* Start INFORMATION SHOWN *

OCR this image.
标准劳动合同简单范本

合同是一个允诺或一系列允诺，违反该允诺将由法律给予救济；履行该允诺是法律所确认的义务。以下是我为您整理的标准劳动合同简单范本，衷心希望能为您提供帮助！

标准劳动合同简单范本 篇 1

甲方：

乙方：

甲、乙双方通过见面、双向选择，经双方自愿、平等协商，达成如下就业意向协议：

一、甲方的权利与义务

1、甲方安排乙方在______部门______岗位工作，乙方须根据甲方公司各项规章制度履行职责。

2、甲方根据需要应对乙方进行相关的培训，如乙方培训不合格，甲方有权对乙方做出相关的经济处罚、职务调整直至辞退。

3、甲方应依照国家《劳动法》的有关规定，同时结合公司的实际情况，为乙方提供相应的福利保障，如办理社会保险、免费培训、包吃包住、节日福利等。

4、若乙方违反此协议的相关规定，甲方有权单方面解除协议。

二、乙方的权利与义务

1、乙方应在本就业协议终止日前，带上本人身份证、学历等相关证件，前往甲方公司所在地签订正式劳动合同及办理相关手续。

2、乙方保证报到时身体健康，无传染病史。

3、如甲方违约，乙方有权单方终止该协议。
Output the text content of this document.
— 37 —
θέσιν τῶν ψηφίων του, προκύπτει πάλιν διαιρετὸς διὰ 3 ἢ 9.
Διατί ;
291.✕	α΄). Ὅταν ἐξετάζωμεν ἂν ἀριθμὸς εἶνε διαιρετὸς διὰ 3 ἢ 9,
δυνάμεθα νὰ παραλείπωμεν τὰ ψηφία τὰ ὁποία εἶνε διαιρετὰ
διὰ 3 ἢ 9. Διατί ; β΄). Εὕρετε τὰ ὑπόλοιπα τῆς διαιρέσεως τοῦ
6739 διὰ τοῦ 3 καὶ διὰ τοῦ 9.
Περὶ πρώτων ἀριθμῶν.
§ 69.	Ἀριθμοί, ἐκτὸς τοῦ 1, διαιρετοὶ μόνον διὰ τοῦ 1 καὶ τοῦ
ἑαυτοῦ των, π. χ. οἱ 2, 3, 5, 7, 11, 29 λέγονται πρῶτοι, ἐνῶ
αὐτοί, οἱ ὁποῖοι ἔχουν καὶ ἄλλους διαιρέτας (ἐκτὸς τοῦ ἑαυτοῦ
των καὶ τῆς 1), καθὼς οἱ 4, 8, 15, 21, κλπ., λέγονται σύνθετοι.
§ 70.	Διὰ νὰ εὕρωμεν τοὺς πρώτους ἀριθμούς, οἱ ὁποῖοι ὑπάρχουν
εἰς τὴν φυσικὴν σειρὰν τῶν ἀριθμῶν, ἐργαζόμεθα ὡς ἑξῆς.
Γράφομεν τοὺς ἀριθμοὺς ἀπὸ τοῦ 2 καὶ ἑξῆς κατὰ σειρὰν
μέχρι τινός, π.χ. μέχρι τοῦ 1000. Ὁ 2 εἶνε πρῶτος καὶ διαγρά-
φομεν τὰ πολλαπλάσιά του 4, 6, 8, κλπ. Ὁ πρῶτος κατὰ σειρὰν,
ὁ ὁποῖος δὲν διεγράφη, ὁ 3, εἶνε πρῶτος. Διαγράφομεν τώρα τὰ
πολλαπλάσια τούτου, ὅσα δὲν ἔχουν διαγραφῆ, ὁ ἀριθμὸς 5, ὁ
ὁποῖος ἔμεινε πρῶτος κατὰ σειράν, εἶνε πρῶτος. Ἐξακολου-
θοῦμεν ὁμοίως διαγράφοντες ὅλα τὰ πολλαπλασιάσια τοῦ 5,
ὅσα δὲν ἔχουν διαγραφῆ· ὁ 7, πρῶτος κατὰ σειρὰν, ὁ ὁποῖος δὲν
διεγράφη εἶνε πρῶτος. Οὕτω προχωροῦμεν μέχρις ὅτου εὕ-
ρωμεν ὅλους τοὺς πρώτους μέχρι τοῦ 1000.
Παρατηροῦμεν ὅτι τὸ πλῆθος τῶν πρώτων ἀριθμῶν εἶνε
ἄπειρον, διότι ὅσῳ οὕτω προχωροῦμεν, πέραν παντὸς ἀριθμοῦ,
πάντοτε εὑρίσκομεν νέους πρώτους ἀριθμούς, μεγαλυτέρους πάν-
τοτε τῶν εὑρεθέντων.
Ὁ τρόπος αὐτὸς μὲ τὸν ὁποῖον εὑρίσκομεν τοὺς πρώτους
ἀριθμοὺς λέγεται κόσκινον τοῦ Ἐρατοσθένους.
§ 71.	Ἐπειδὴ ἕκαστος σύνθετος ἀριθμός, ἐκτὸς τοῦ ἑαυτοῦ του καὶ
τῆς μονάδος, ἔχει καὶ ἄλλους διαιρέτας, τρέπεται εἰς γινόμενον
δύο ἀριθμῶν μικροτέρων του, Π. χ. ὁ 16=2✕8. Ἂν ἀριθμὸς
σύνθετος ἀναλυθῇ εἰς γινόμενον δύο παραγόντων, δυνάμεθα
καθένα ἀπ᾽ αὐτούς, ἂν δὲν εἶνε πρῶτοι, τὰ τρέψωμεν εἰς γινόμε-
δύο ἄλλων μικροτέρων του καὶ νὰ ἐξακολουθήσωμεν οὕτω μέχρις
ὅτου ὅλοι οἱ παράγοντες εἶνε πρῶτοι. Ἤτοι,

* End INFORMATION SHOWN *

_AIM_
Take every line from the records above that has the word "διαιρέτας" and copy it.

_SOLUTION TO THIS EXERCISE_
αὐτοί, οἱ ὁποῖοι ἔχουν καὶ ἄλλους διαιρέτας (ἐκτὸς τοῦ ἑαυτοῦ
τῆς μονάδος, ἔχει καὶ ἄλλους διαιρέτας, τρέπεται εἰς γινόμενον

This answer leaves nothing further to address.